[Records shown start]

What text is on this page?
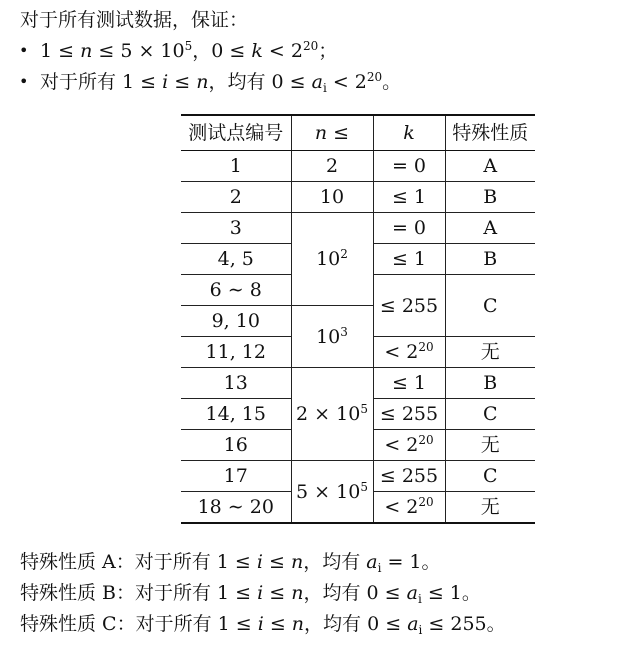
对于所有测试数据，保证：
• $1 \le n \le 5 \times 10^5$，$0 \le k < 2^{20}$；
• 对于所有 1 ≤ i ≤ n，均有 $0 \le a_i < 2^{20}$。
测试点编号	n ≤	k	特殊性质
1	2	= 0	A
2	10	≤ 1	B
3	$10^2$	= 0	A
4, 5		≤ 1	B
6 ∼ 8		≤ 255	C
9, 10	$10^3$
11, 12		< $2^{20}$	无
13	$2 \times 10^5$	≤ 1	B
14, 15		≤ 255	C
16		< $2^{20}$	无
17	$5 \times 10^5$	≤ 255	C
18 ∼ 20		< $2^{20}$	无
特殊性质 A：对于所有 1 ≤ i ≤ n，均有 $a_i = 1$。
特殊性质 B：对于所有 1 ≤ i ≤ n，均有 $0 \le a_i \le 1$。
特殊性质 C：对于所有 1 ≤ i ≤ n，均有 $0 \le a_i \le 255$。
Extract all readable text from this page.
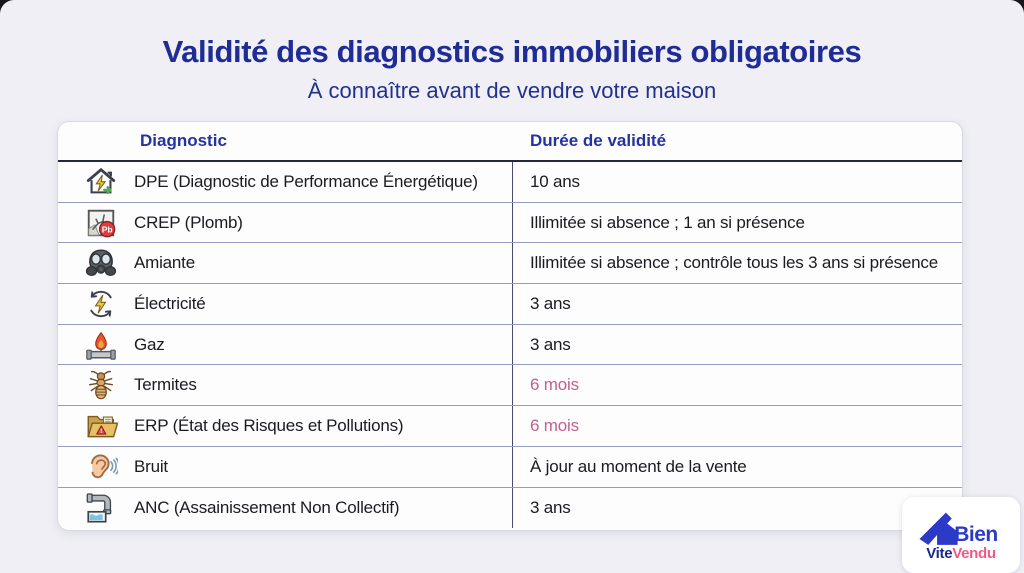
Validité des diagnostics immobiliers obligatoires
À connaître avant de vendre votre maison
Diagnostic	Durée de validité
DPE (Diagnostic de Performance Énergétique)	10 ans
Pb CREP (Plomb)	Illimitée si absence ; 1 an si présence
Amiante	Illimitée si absence ; contrôle tous les 3 ans si présence
Électricité	3 ans
Gaz	3 ans
Termites	6 mois
! ERP (État des Risques et Pollutions)	6 mois
Bruit	À jour au moment de la vente
ANC (Assainissement Non Collectif)	3 ans
Bien
ViteVendu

[Records shown end]

» Exercise goal
Pick each line holding the word "mois" out of the listing.

» Solution to this problem
Termites	6 mois
! ERP (État des Risques et Pollutions)	6 mois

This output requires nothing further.